* **YOUR GOAL**
Write every line of the material out exactly as shown.

* **DATASET EXTRACT**
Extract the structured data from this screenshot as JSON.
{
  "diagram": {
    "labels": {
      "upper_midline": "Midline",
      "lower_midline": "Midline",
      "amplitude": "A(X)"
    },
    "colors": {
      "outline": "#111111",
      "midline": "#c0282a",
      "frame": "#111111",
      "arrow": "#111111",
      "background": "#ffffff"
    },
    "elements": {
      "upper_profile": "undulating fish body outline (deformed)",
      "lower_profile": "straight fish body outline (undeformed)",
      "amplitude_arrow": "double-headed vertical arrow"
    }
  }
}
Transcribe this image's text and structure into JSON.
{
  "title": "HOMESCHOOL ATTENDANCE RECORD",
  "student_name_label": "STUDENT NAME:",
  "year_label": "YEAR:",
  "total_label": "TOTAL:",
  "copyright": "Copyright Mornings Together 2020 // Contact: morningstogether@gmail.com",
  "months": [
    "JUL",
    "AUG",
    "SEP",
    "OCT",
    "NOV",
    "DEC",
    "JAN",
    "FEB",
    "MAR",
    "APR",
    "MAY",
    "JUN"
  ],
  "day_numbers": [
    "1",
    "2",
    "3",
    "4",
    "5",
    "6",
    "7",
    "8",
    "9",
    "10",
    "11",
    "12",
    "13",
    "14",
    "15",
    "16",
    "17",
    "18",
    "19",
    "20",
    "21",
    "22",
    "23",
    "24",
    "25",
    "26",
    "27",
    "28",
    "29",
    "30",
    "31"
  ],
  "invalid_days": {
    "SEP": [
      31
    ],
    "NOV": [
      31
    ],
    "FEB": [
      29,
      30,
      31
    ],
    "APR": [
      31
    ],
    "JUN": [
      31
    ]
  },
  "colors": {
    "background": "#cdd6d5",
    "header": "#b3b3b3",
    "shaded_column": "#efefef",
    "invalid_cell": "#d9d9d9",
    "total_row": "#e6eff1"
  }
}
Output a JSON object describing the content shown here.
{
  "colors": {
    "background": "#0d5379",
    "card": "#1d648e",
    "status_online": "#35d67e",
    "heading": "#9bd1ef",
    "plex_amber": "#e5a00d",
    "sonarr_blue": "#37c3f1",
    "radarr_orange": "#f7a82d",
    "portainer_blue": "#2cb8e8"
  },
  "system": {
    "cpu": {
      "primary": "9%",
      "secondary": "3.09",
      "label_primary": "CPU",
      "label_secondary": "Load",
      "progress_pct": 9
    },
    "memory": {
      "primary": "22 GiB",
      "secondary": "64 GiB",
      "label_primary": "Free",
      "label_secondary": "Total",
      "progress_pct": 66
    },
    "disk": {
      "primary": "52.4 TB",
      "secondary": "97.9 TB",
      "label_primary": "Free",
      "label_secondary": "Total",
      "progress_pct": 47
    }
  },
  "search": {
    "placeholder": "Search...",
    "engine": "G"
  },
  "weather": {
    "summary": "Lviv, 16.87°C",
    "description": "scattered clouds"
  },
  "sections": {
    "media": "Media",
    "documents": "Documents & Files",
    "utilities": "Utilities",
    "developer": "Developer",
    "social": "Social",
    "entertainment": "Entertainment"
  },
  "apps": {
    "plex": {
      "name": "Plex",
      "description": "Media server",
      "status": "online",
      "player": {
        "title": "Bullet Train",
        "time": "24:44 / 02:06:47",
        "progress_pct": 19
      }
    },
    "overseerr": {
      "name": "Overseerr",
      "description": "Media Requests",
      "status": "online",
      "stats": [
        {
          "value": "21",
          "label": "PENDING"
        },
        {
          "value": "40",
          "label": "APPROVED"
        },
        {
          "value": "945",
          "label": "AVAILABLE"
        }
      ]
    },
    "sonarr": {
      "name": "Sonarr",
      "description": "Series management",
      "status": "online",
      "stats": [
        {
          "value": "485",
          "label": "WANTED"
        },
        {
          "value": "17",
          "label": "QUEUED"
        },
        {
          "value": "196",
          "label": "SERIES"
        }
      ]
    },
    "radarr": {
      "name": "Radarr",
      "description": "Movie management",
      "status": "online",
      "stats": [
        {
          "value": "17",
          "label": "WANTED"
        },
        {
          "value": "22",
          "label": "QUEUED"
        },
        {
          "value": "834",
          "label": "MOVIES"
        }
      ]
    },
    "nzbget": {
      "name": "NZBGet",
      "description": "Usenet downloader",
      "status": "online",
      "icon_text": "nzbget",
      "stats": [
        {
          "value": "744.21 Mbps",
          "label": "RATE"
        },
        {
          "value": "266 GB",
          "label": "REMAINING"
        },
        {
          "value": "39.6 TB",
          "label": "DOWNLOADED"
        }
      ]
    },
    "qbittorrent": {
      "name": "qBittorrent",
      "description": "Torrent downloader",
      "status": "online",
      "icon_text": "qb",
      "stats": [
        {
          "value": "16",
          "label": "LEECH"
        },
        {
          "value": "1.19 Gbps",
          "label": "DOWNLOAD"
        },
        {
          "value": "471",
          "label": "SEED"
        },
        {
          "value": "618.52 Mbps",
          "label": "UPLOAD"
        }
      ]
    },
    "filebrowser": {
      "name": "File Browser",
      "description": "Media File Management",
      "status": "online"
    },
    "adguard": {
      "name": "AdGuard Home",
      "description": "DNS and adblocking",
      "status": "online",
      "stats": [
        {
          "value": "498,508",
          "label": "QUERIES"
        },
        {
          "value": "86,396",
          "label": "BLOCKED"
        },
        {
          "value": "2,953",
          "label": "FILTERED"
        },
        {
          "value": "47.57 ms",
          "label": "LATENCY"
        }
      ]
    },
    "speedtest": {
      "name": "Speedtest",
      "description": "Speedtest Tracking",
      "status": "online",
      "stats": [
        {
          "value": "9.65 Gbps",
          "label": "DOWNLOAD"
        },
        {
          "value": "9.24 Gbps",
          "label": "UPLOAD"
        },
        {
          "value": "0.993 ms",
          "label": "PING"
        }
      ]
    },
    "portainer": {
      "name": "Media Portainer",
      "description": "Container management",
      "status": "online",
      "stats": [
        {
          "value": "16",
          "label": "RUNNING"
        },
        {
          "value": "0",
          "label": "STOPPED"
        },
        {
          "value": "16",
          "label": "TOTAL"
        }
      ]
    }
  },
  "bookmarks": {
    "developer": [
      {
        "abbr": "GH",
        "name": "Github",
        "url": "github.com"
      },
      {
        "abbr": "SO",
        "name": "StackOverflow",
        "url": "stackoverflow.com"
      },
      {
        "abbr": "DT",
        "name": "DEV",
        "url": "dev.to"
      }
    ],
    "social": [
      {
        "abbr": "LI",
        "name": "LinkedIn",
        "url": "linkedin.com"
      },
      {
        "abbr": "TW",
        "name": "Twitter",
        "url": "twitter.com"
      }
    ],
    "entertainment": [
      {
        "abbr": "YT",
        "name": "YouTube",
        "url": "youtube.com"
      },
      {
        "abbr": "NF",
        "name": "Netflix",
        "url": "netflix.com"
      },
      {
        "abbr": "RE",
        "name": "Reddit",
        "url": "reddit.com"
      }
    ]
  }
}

* **TASK RESPONSE**
Extract the structured data from this screenshot as JSON.
{
  "diagram": {
    "labels": {
      "upper_midline": "Midline",
      "lower_midline": "Midline",
      "amplitude": "A(X)"
    },
    "colors": {
      "outline": "#111111",
      "midline": "#c0282a",
      "frame": "#111111",
      "arrow": "#111111",
      "background": "#ffffff"
    },
    "elements": {
      "upper_profile": "undulating fish body outline (deformed)",
      "lower_profile": "straight fish body outline (undeformed)",
      "amplitude_arrow": "double-headed vertical arrow"
    }
  }
}
Transcribe this image's text and structure into JSON.
{
  "title": "HOMESCHOOL ATTENDANCE RECORD",
  "student_name_label": "STUDENT NAME:",
  "year_label": "YEAR:",
  "total_label": "TOTAL:",
  "copyright": "Copyright Mornings Together 2020 // Contact: morningstogether@gmail.com",
  "months": [
    "JUL",
    "AUG",
    "SEP",
    "OCT",
    "NOV",
    "DEC",
    "JAN",
    "FEB",
    "MAR",
    "APR",
    "MAY",
    "JUN"
  ],
  "day_numbers": [
    "1",
    "2",
    "3",
    "4",
    "5",
    "6",
    "7",
    "8",
    "9",
    "10",
    "11",
    "12",
    "13",
    "14",
    "15",
    "16",
    "17",
    "18",
    "19",
    "20",
    "21",
    "22",
    "23",
    "24",
    "25",
    "26",
    "27",
    "28",
    "29",
    "30",
    "31"
  ],
  "invalid_days": {
    "SEP": [
      31
    ],
    "NOV": [
      31
    ],
    "FEB": [
      29,
      30,
      31
    ],
    "APR": [
      31
    ],
    "JUN": [
      31
    ]
  },
  "colors": {
    "background": "#cdd6d5",
    "header": "#b3b3b3",
    "shaded_column": "#efefef",
    "invalid_cell": "#d9d9d9",
    "total_row": "#e6eff1"
  }
}
Output a JSON object describing the content shown here.
{
  "colors": {
    "background": "#0d5379",
    "card": "#1d648e",
    "status_online": "#35d67e",
    "heading": "#9bd1ef",
    "plex_amber": "#e5a00d",
    "sonarr_blue": "#37c3f1",
    "radarr_orange": "#f7a82d",
    "portainer_blue": "#2cb8e8"
  },
  "system": {
    "cpu": {
      "primary": "9%",
      "secondary": "3.09",
      "label_primary": "CPU",
      "label_secondary": "Load",
      "progress_pct": 9
    },
    "memory": {
      "primary": "22 GiB",
      "secondary": "64 GiB",
      "label_primary": "Free",
      "label_secondary": "Total",
      "progress_pct": 66
    },
    "disk": {
      "primary": "52.4 TB",
      "secondary": "97.9 TB",
      "label_primary": "Free",
      "label_secondary": "Total",
      "progress_pct": 47
    }
  },
  "search": {
    "placeholder": "Search...",
    "engine": "G"
  },
  "weather": {
    "summary": "Lviv, 16.87°C",
    "description": "scattered clouds"
  },
  "sections": {
    "media": "Media",
    "documents": "Documents & Files",
    "utilities": "Utilities",
    "developer": "Developer",
    "social": "Social",
    "entertainment": "Entertainment"
  },
  "apps": {
    "plex": {
      "name": "Plex",
      "description": "Media server",
      "status": "online",
      "player": {
        "title": "Bullet Train",
        "time": "24:44 / 02:06:47",
        "progress_pct": 19
      }
    },
    "overseerr": {
      "name": "Overseerr",
      "description": "Media Requests",
      "status": "online",
      "stats": [
        {
          "value": "21",
          "label": "PENDING"
        },
        {
          "value": "40",
          "label": "APPROVED"
        },
        {
          "value": "945",
          "label": "AVAILABLE"
        }
      ]
    },
    "sonarr": {
      "name": "Sonarr",
      "description": "Series management",
      "status": "online",
      "stats": [
        {
          "value": "485",
          "label": "WANTED"
        },
        {
          "value": "17",
          "label": "QUEUED"
        },
        {
          "value": "196",
          "label": "SERIES"
        }
      ]
    },
    "radarr": {
      "name": "Radarr",
      "description": "Movie management",
      "status": "online",
      "stats": [
        {
          "value": "17",
          "label": "WANTED"
        },
        {
          "value": "22",
          "label": "QUEUED"
        },
        {
          "value": "834",
          "label": "MOVIES"
        }
      ]
    },
    "nzbget": {
      "name": "NZBGet",
      "description": "Usenet downloader",
      "status": "online",
      "icon_text": "nzbget",
      "stats": [
        {
          "value": "744.21 Mbps",
          "label": "RATE"
        },
        {
          "value": "266 GB",
          "label": "REMAINING"
        },
        {
          "value": "39.6 TB",
          "label": "DOWNLOADED"
        }
      ]
    },
    "qbittorrent": {
      "name": "qBittorrent",
      "description": "Torrent downloader",
      "status": "online",
      "icon_text": "qb",
      "stats": [
        {
          "value": "16",
          "label": "LEECH"
        },
        {
          "value": "1.19 Gbps",
          "label": "DOWNLOAD"
        },
        {
          "value": "471",
          "label": "SEED"
        },
        {
          "value": "618.52 Mbps",
          "label": "UPLOAD"
        }
      ]
    },
    "filebrowser": {
      "name": "File Browser",
      "description": "Media File Management",
      "status": "online"
    },
    "adguard": {
      "name": "AdGuard Home",
      "description": "DNS and adblocking",
      "status": "online",
      "stats": [
        {
          "value": "498,508",
          "label": "QUERIES"
        },
        {
          "value": "86,396",
          "label": "BLOCKED"
        },
        {
          "value": "2,953",
          "label": "FILTERED"
        },
        {
          "value": "47.57 ms",
          "label": "LATENCY"
        }
      ]
    },
    "speedtest": {
      "name": "Speedtest",
      "description": "Speedtest Tracking",
      "status": "online",
      "stats": [
        {
          "value": "9.65 Gbps",
          "label": "DOWNLOAD"
        },
        {
          "value": "9.24 Gbps",
          "label": "UPLOAD"
        },
        {
          "value": "0.993 ms",
          "label": "PING"
        }
      ]
    },
    "portainer": {
      "name": "Media Portainer",
      "description": "Container management",
      "status": "online",
      "stats": [
        {
          "value": "16",
          "label": "RUNNING"
        },
        {
          "value": "0",
          "label": "STOPPED"
        },
        {
          "value": "16",
          "label": "TOTAL"
        }
      ]
    }
  },
  "bookmarks": {
    "developer": [
      {
        "abbr": "GH",
        "name": "Github",
        "url": "github.com"
      },
      {
        "abbr": "SO",
        "name": "StackOverflow",
        "url": "stackoverflow.com"
      },
      {
        "abbr": "DT",
        "name": "DEV",
        "url": "dev.to"
      }
    ],
    "social": [
      {
        "abbr": "LI",
        "name": "LinkedIn",
        "url": "linkedin.com"
      },
      {
        "abbr": "TW",
        "name": "Twitter",
        "url": "twitter.com"
      }
    ],
    "entertainment": [
      {
        "abbr": "YT",
        "name": "YouTube",
        "url": "youtube.com"
      },
      {
        "abbr": "NF",
        "name": "Netflix",
        "url": "netflix.com"
      },
      {
        "abbr": "RE",
        "name": "Reddit",
        "url": "reddit.com"
      }
    ]
  }
}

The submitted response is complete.